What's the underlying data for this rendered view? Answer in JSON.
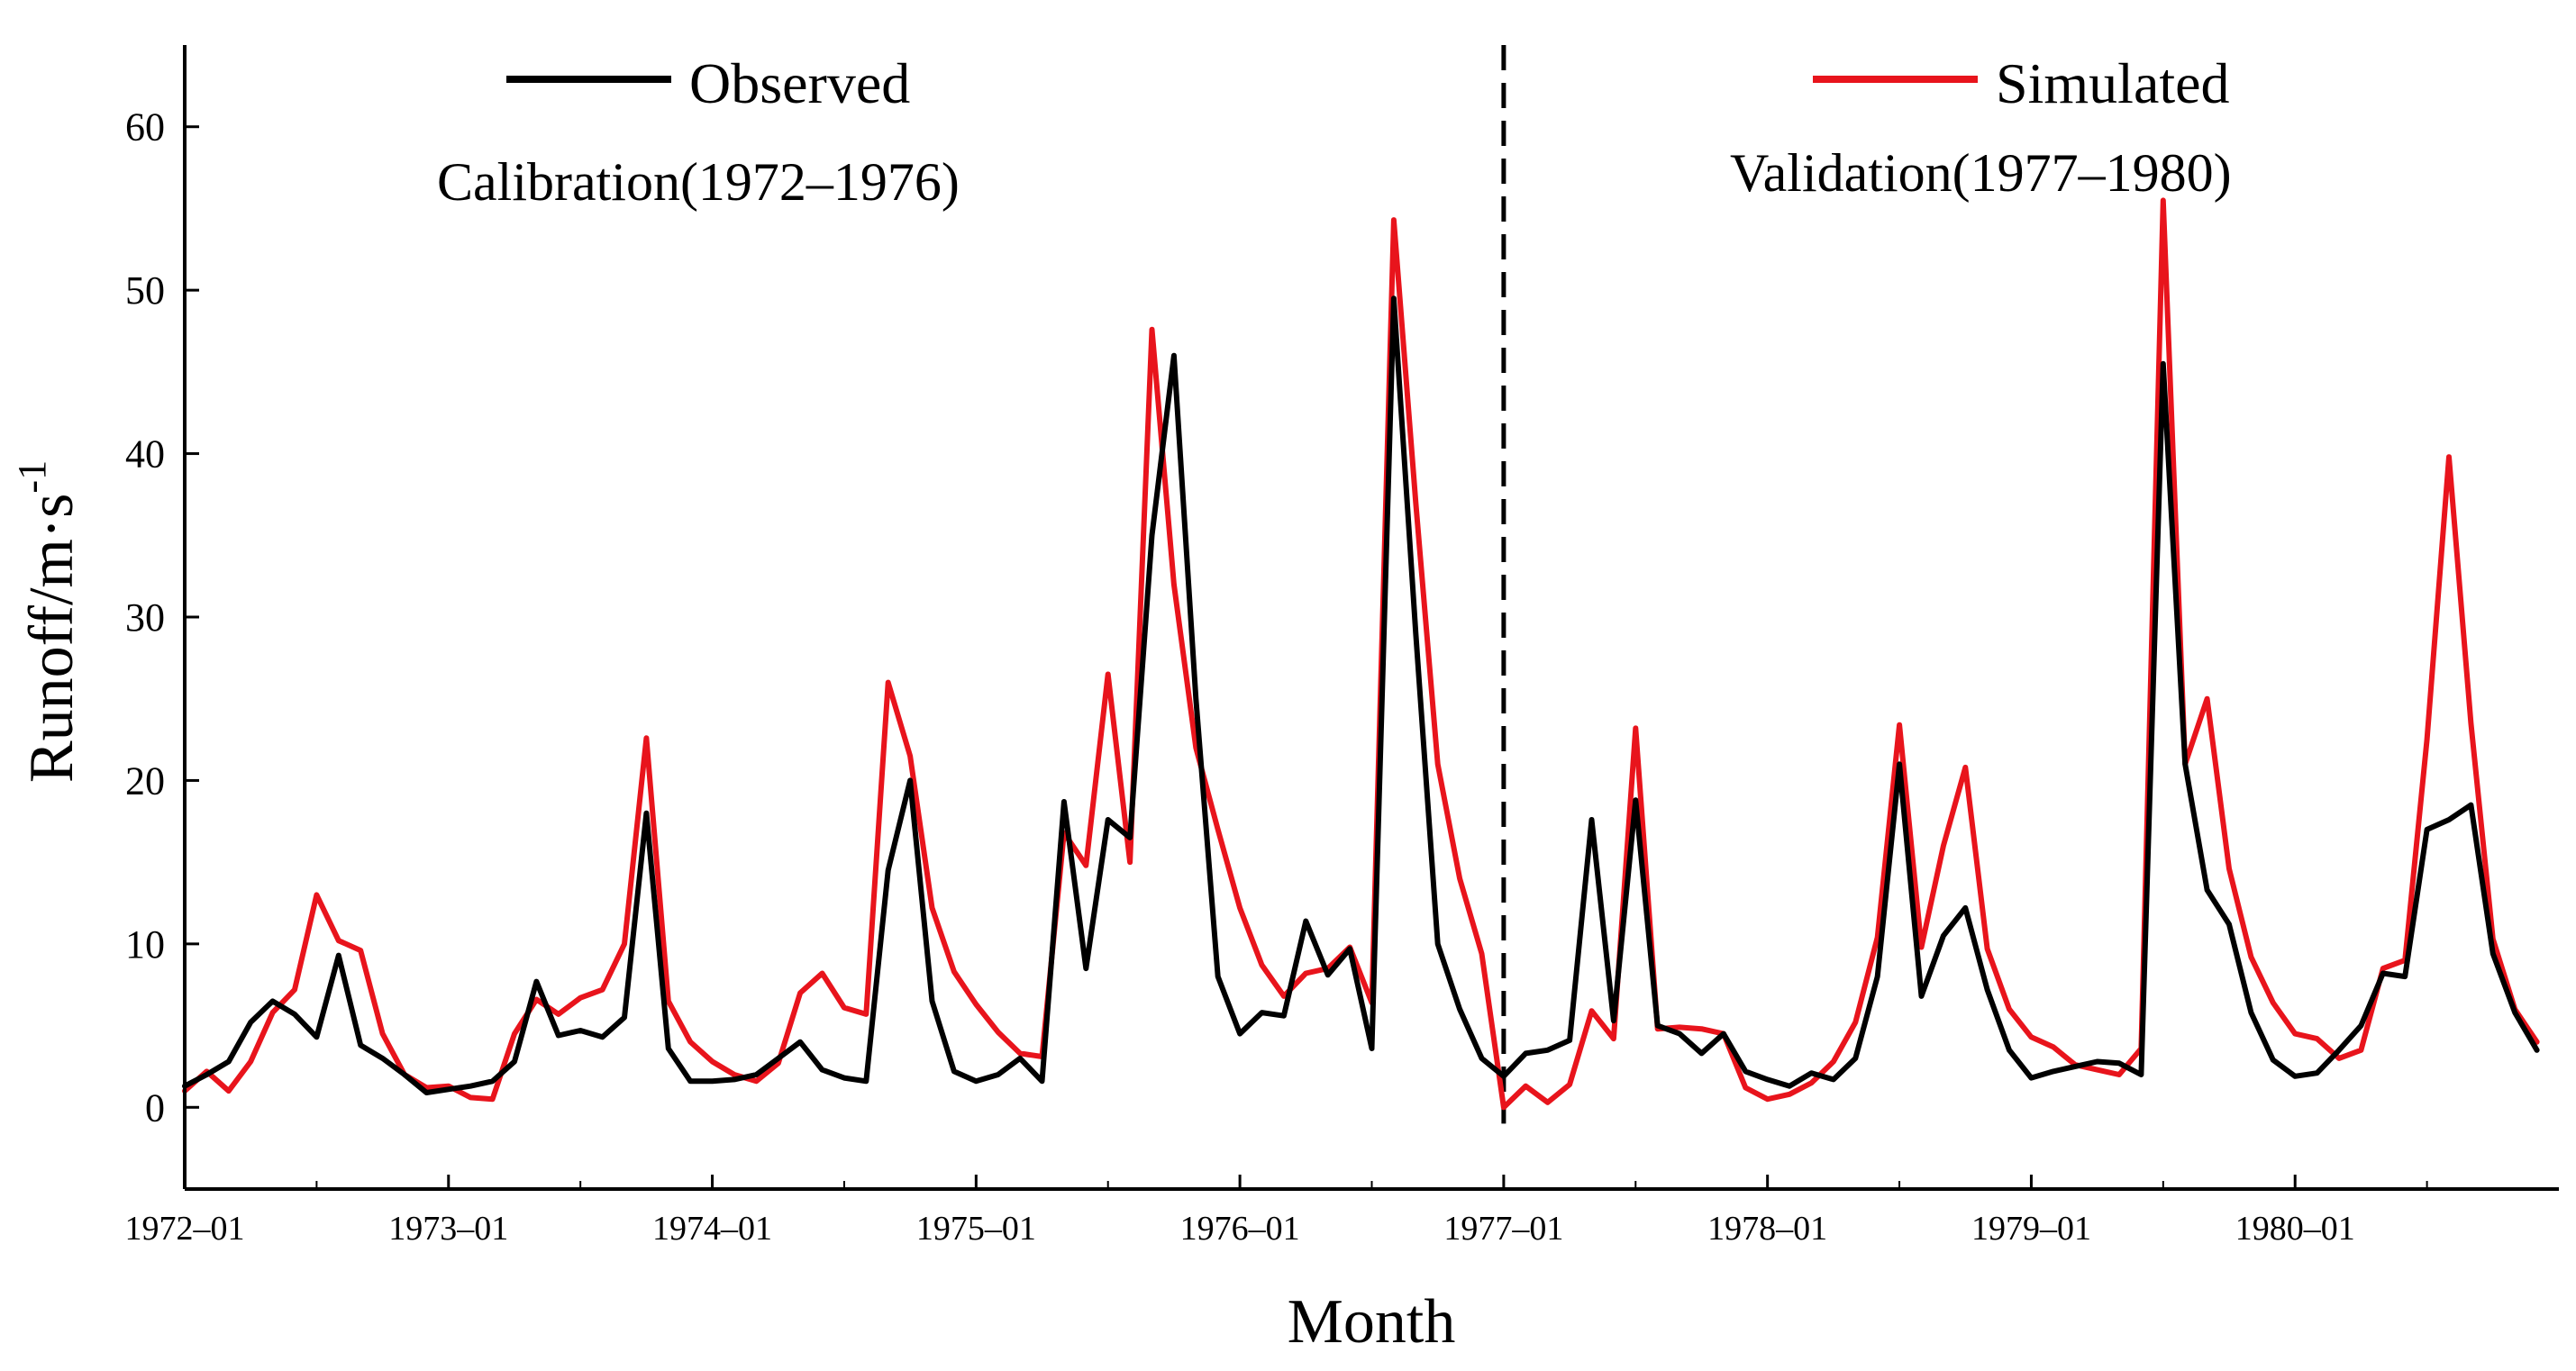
{
  "chart_data": {
    "type": "line",
    "xlabel": "Month",
    "ylabel": "Runoff/m·s",
    "ylabel_sup": "-1",
    "ylim": [
      -5,
      65
    ],
    "yticks": [
      0,
      10,
      20,
      30,
      40,
      50,
      60
    ],
    "x_start": "1972-01",
    "n_months": 108,
    "xtick_labels": [
      "1972–01",
      "1973–01",
      "1974–01",
      "1975–01",
      "1976–01",
      "1977–01",
      "1978–01",
      "1979–01",
      "1980–01"
    ],
    "xtick_positions": [
      0,
      12,
      24,
      36,
      48,
      60,
      72,
      84,
      96
    ],
    "divider_month_index": 60,
    "annotations": [
      {
        "name": "calibration",
        "text": "Calibration(1972–1976)"
      },
      {
        "name": "validation",
        "text": "Validation(1977–1980)"
      }
    ],
    "legend": [
      {
        "name": "Observed",
        "color": "#000000"
      },
      {
        "name": "Simulated",
        "color": "#e8141c"
      }
    ],
    "series": [
      {
        "name": "Observed",
        "color": "#000000",
        "values": [
          1.3,
          2.0,
          2.8,
          5.2,
          6.5,
          5.7,
          4.3,
          9.3,
          3.8,
          3.0,
          2.0,
          0.9,
          1.1,
          1.3,
          1.6,
          2.8,
          7.7,
          4.4,
          4.7,
          4.3,
          5.5,
          18.0,
          3.6,
          1.6,
          1.6,
          1.7,
          2.0,
          3.0,
          4.0,
          2.3,
          1.8,
          1.6,
          14.5,
          20.0,
          6.5,
          2.2,
          1.6,
          2.0,
          3.0,
          1.6,
          18.7,
          8.5,
          17.6,
          16.5,
          35.0,
          46.0,
          25.0,
          8.0,
          4.5,
          5.8,
          5.6,
          11.4,
          8.1,
          9.7,
          3.6,
          49.5,
          29.0,
          10.0,
          6.0,
          3.0,
          1.9,
          3.3,
          3.5,
          4.1,
          17.6,
          5.3,
          18.8,
          5.0,
          4.5,
          3.3,
          4.5,
          2.2,
          1.7,
          1.3,
          2.1,
          1.7,
          3.0,
          8.0,
          21.0,
          6.8,
          10.5,
          12.2,
          7.2,
          3.5,
          1.8,
          2.2,
          2.5,
          2.8,
          2.7,
          2.0,
          45.5,
          21.0,
          13.3,
          11.2,
          5.8,
          2.9,
          1.9,
          2.1,
          3.5,
          5.0,
          8.2,
          8.0,
          17.0,
          17.6,
          18.5,
          9.4,
          5.8,
          3.5
        ]
      },
      {
        "name": "Simulated",
        "color": "#e8141c",
        "values": [
          1.0,
          2.2,
          1.0,
          2.8,
          5.8,
          7.2,
          13.0,
          10.2,
          9.6,
          4.5,
          2.0,
          1.2,
          1.3,
          0.6,
          0.5,
          4.5,
          6.6,
          5.7,
          6.7,
          7.2,
          10.0,
          22.6,
          6.5,
          4.0,
          2.8,
          2.0,
          1.6,
          2.7,
          7.0,
          8.2,
          6.1,
          5.7,
          26.0,
          21.5,
          12.2,
          8.3,
          6.3,
          4.6,
          3.3,
          3.1,
          16.8,
          14.8,
          26.5,
          15.0,
          47.6,
          32.0,
          22.0,
          17.0,
          12.2,
          8.7,
          6.8,
          8.2,
          8.5,
          9.8,
          6.4,
          54.3,
          37.0,
          21.0,
          14.0,
          9.4,
          0.0,
          1.3,
          0.3,
          1.4,
          5.9,
          4.2,
          23.2,
          4.8,
          4.9,
          4.8,
          4.5,
          1.2,
          0.5,
          0.8,
          1.5,
          2.8,
          5.2,
          10.4,
          23.4,
          9.8,
          16.0,
          20.8,
          9.7,
          6.0,
          4.3,
          3.7,
          2.6,
          2.3,
          2.0,
          3.6,
          55.5,
          21.0,
          25.0,
          14.6,
          9.2,
          6.4,
          4.5,
          4.2,
          3.0,
          3.5,
          8.5,
          9.0,
          22.5,
          39.8,
          23.5,
          10.3,
          6.0,
          4.0
        ]
      }
    ]
  }
}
******************************
Gather each line of the listing that holds the string "text".

EXERCISE RESPONSE -
        "text": "Calibration(1972–1976)"
        "text": "Validation(1977–1980)"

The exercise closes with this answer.